>> Begin
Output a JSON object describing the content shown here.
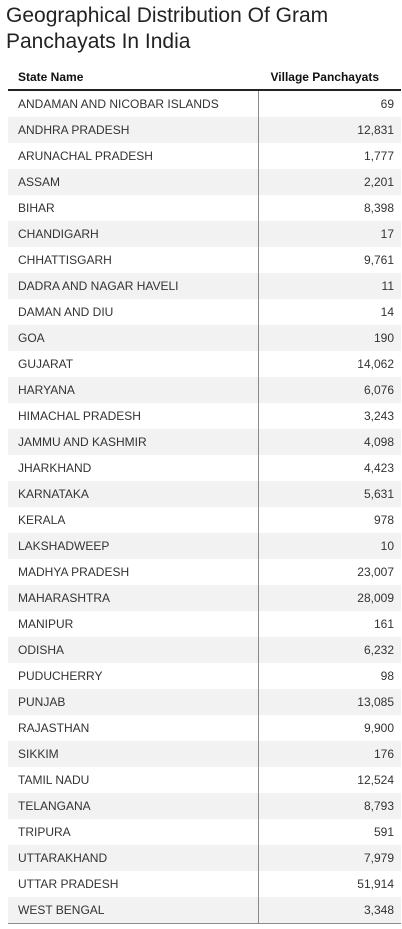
{
  "title": "Geographical Distribution Of Gram Panchayats In India",
  "table": {
    "headers": {
      "state": "State Name",
      "value": "Village Panchayats"
    },
    "rows": [
      {
        "state": "ANDAMAN AND NICOBAR ISLANDS",
        "value": "69"
      },
      {
        "state": "ANDHRA PRADESH",
        "value": "12,831"
      },
      {
        "state": "ARUNACHAL PRADESH",
        "value": "1,777"
      },
      {
        "state": "ASSAM",
        "value": "2,201"
      },
      {
        "state": "BIHAR",
        "value": "8,398"
      },
      {
        "state": "CHANDIGARH",
        "value": "17"
      },
      {
        "state": "CHHATTISGARH",
        "value": "9,761"
      },
      {
        "state": "DADRA AND NAGAR HAVELI",
        "value": "11"
      },
      {
        "state": "DAMAN AND DIU",
        "value": "14"
      },
      {
        "state": "GOA",
        "value": "190"
      },
      {
        "state": "GUJARAT",
        "value": "14,062"
      },
      {
        "state": "HARYANA",
        "value": "6,076"
      },
      {
        "state": "HIMACHAL PRADESH",
        "value": "3,243"
      },
      {
        "state": "JAMMU AND KASHMIR",
        "value": "4,098"
      },
      {
        "state": "JHARKHAND",
        "value": "4,423"
      },
      {
        "state": "KARNATAKA",
        "value": "5,631"
      },
      {
        "state": "KERALA",
        "value": "978"
      },
      {
        "state": "LAKSHADWEEP",
        "value": "10"
      },
      {
        "state": "MADHYA PRADESH",
        "value": "23,007"
      },
      {
        "state": "MAHARASHTRA",
        "value": "28,009"
      },
      {
        "state": "MANIPUR",
        "value": "161"
      },
      {
        "state": "ODISHA",
        "value": "6,232"
      },
      {
        "state": "PUDUCHERRY",
        "value": "98"
      },
      {
        "state": "PUNJAB",
        "value": "13,085"
      },
      {
        "state": "RAJASTHAN",
        "value": "9,900"
      },
      {
        "state": "SIKKIM",
        "value": "176"
      },
      {
        "state": "TAMIL NADU",
        "value": "12,524"
      },
      {
        "state": "TELANGANA",
        "value": "8,793"
      },
      {
        "state": "TRIPURA",
        "value": "591"
      },
      {
        "state": "UTTARAKHAND",
        "value": "7,979"
      },
      {
        "state": "UTTAR PRADESH",
        "value": "51,914"
      },
      {
        "state": "WEST BENGAL",
        "value": "3,348"
      }
    ]
  },
  "colors": {
    "stripe": "#f2f2f2",
    "text": "#333333",
    "header_rule": "#222222"
  }
}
>> End
The task ▸
Check each line of the records for the string "PRADESH" and state how many lines contain it. Give only the number.

Complete output ▸
5